#### ИСХОДНЫЙ ТЕКСТ

Ничего лучше «Воительницы» Ф. Г., на мой взгляд, не прочла.
Ф. Г. рассказала мне что-то, а я спросил:
— Ну и что?
— Как — что? — переспросила она.
— Я не понял, какой в этом смысл, — пояснил я.
— Никакого, — помолчав, сказала Ф. Г. — Или всеобщий. Всеобщий. Вы испорчены, как и все мы. И я тоже. Ищем постоянно смысл. Расшифровываем простые фразы. Или пытаемся расшифровать. Ищем потаенный смысл там, где ничего искать не надо. Вот это слово, — Ф. Г. протянула мне открытую ладонь, — берите его. Оно ценно само по себе. И ничего не ищите. Просто? Так почему же мы отвыкли от простоты? Нас отучили или мы сами стали такими? Вот что меня мучит.

#### СПИСОК ЗАДАЧ
A. Сократите абзац исходного текста, начинающийся словами «— Никакого, — помолчав», сохранив его основные мысли.
B. Продолжите исходный текст о разговоре с Ф. Г. с того места, где он заканчивается.

#### ПРЕДОСТАВЛЕННЫЕ ЗАПИСИ
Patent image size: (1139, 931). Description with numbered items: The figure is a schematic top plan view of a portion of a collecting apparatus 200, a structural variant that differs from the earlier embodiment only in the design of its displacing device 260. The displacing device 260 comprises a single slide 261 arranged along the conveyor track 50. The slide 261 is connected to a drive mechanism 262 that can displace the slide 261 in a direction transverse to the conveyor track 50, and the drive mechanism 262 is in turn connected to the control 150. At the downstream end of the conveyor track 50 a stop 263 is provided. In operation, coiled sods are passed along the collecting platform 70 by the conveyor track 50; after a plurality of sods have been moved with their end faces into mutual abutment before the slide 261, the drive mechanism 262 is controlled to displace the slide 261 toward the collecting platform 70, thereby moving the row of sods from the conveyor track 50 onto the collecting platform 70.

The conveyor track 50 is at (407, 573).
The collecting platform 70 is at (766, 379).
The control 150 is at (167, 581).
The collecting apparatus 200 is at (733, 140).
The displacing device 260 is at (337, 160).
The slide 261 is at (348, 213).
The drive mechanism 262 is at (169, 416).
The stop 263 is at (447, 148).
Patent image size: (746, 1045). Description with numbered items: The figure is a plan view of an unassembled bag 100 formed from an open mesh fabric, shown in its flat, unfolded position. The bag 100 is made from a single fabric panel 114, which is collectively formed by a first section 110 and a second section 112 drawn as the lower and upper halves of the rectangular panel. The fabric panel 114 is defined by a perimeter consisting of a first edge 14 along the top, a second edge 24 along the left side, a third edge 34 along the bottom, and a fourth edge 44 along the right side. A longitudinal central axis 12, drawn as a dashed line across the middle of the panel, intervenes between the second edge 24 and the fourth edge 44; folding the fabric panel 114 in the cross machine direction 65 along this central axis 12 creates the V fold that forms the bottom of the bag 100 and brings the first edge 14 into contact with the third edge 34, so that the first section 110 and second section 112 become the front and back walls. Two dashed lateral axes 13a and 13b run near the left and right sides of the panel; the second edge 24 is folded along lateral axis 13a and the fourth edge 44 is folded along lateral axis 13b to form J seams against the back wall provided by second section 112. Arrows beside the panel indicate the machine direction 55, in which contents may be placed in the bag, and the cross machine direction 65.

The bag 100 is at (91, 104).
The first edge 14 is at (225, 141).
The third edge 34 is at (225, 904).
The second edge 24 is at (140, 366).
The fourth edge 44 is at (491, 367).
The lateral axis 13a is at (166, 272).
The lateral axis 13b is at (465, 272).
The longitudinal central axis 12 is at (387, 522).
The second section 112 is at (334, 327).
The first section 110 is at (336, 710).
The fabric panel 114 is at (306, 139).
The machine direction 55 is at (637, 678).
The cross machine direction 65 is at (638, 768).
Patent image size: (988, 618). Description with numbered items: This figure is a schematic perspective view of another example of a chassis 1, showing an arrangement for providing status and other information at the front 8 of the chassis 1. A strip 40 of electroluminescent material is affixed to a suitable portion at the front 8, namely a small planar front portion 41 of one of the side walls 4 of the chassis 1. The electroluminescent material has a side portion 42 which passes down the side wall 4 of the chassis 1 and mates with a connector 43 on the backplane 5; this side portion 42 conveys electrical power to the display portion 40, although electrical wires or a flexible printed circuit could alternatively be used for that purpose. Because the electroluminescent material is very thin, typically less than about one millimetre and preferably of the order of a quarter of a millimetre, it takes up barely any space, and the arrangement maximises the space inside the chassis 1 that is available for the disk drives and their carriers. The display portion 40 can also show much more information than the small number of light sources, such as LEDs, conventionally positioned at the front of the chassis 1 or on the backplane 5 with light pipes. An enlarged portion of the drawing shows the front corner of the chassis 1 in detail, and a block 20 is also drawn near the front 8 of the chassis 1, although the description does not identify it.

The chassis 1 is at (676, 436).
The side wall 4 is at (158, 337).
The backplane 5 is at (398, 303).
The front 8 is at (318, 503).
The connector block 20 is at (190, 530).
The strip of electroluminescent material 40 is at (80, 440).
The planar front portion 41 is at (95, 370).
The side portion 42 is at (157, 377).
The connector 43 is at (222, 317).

#### ОТВЕТЫ К УПРАЖНЕНИЮ
A. Помолчав, Ф. Г. ответила, что смысла нет никакого или он всеобщий. По её словам, все, и она сама, испорчены привычкой постоянно искать смысл, расшифровывать простые фразы и искать потаенное там, где искать не надо. Протянув открытую ладонь, она предложила взять слово как ценное само по себе и ничего в нем не искать. Её мучит вопрос, почему мы отвыкли от простоты: нас отучили или мы сами стали такими.

B.
В Харькове я любила гулять по парку. Молодая, как мне казалось, изящная, в модной шляпке, закрывающей лоб, легком одноцветном платье по фигуре и с неизменной сумочкой на длинной цепочке. Я не искала никаких встреч. Харьковский парк стал местом, где отдыхаешь душой. После репетиций или за час до спектакля. Лужайки, аллеи, ручей — и «не слышно шума городского».
Здесь я всегда встречала пожилую женщину. Она сидела на одной и той же скамейке. В руках — книга. Иногда она читала ее, а чаще застывала над открытой страницей. Сидела недвижно, смотря вдаль. Я чувствовала: беспокоить ее нельзя.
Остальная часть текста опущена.